→ **Exercise objective**:
Find the lines with "Kaspersky" in them and copy them out.

→ **Extracted information**:
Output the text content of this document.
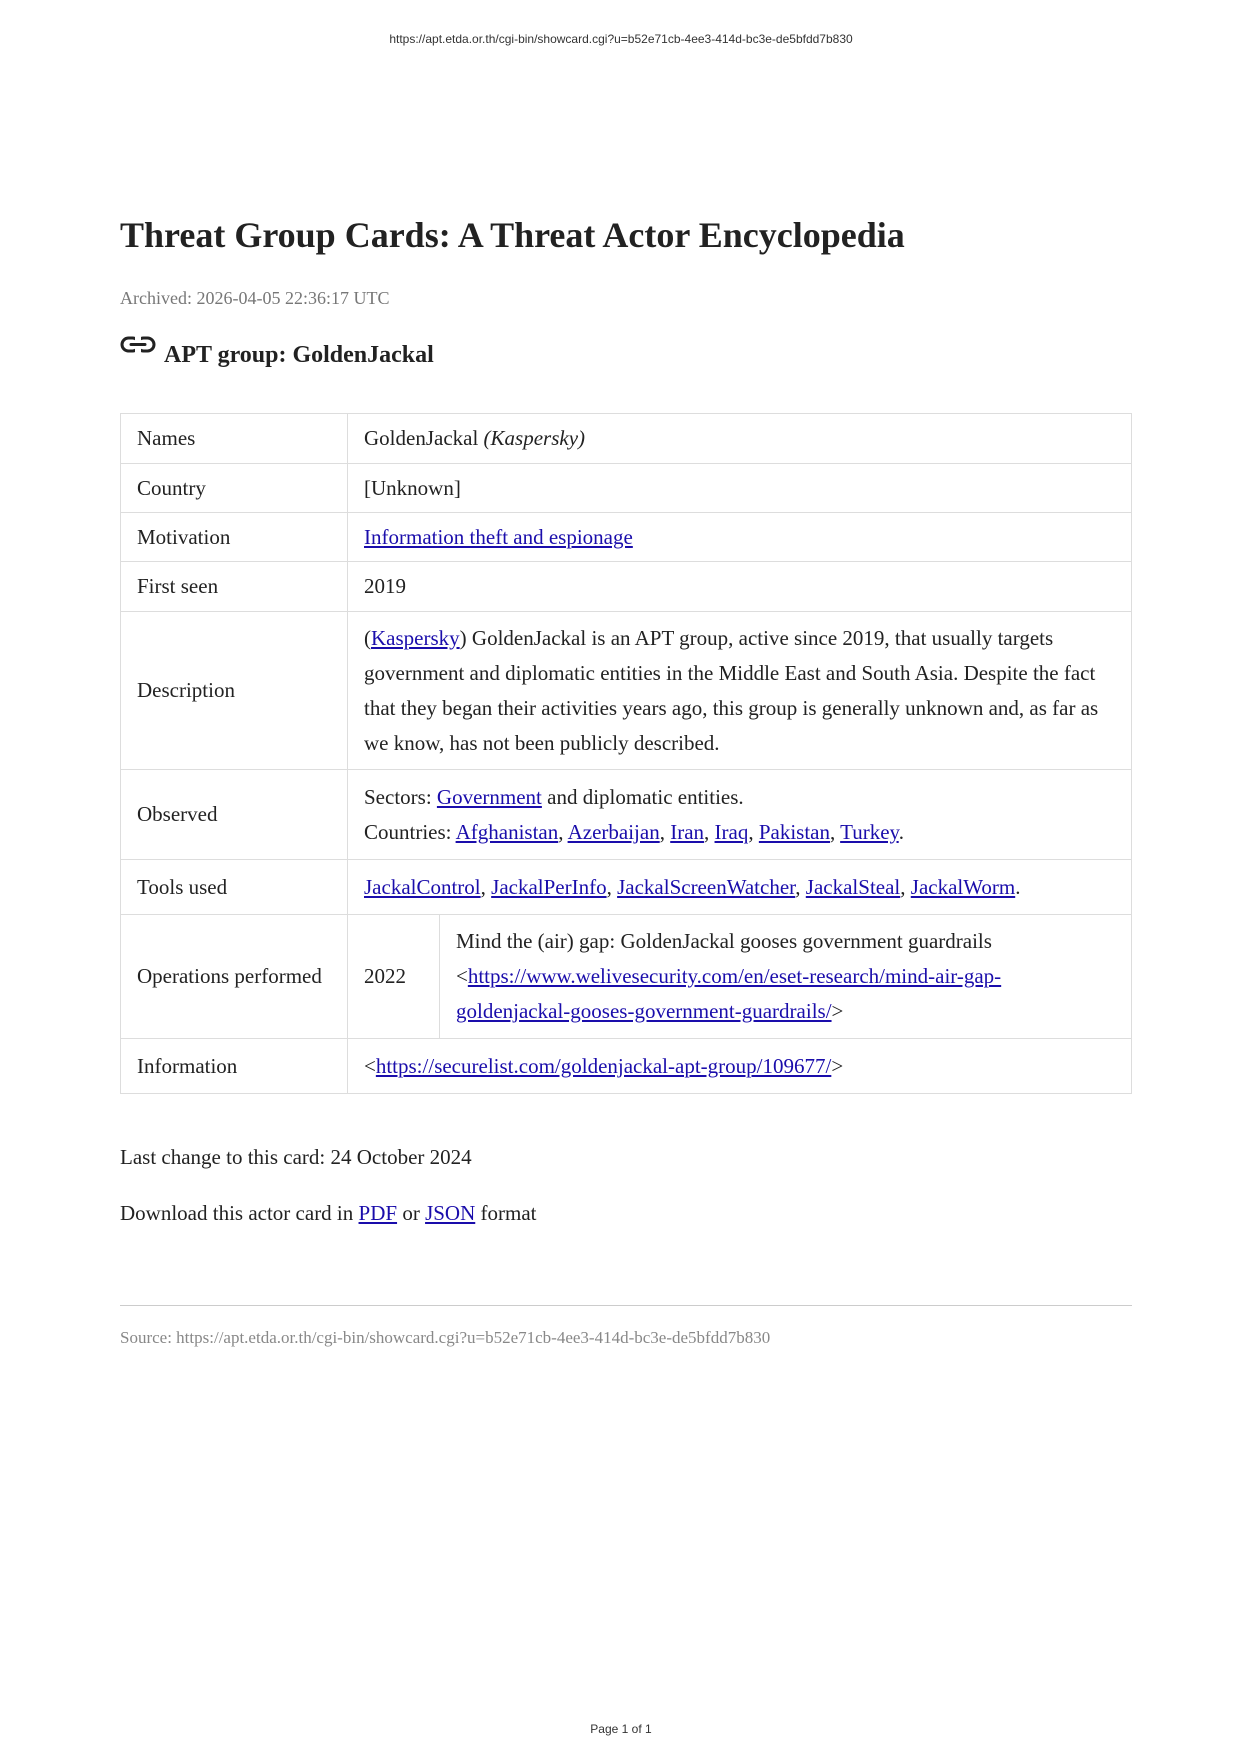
https://apt.etda.or.th/cgi-bin/showcard.cgi?u=b52e71cb-4ee3-414d-bc3e-de5bfdd7b830
Threat Group Cards: A Threat Actor Encyclopedia
Archived: 2026-04-05 22:36:17 UTC
APT group: GoldenJackal
Names	GoldenJackal (Kaspersky)	
Country	[Unknown]	
Motivation	Information theft and espionage	
First seen	2019	
Description	(Kaspersky) GoldenJackal is an APT group, active since 2019, that usually targets government and diplomatic entities in the Middle East and South Asia. Despite the fact that they began their activities years ago, this group is generally unknown and, as far as we know, has not been publicly described.	
Observed	Sectors: Government and diplomatic entities.
Countries: Afghanistan, Azerbaijan, Iran, Iraq, Pakistan, Turkey.	

Tools used	JackalControl, JackalPerInfo, JackalScreenWatcher, JackalSteal, JackalWorm.	
Operations performed	2022	Mind the (air) gap: GoldenJackal gooses government guardrails
<https://www.welivesecurity.com/en/eset-research/mind-air-gap-goldenjackal-gooses-government-guardrails/>
Information	<https://securelist.com/goldenjackal-apt-group/109677/>	
Last change to this card: 24 October 2024
Download this actor card in PDF or JSON format
Source: https://apt.etda.or.th/cgi-bin/showcard.cgi?u=b52e71cb-4ee3-414d-bc3e-de5bfdd7b830
Page 1 of 1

→ **Solution for this problem**:
Names	GoldenJackal (Kaspersky)	
Description	(Kaspersky) GoldenJackal is an APT group, active since 2019, that usually targets government and diplomatic entities in the Middle East and South Asia. Despite the fact that they began their activities years ago, this group is generally unknown and, as far as we know, has not been publicly described.	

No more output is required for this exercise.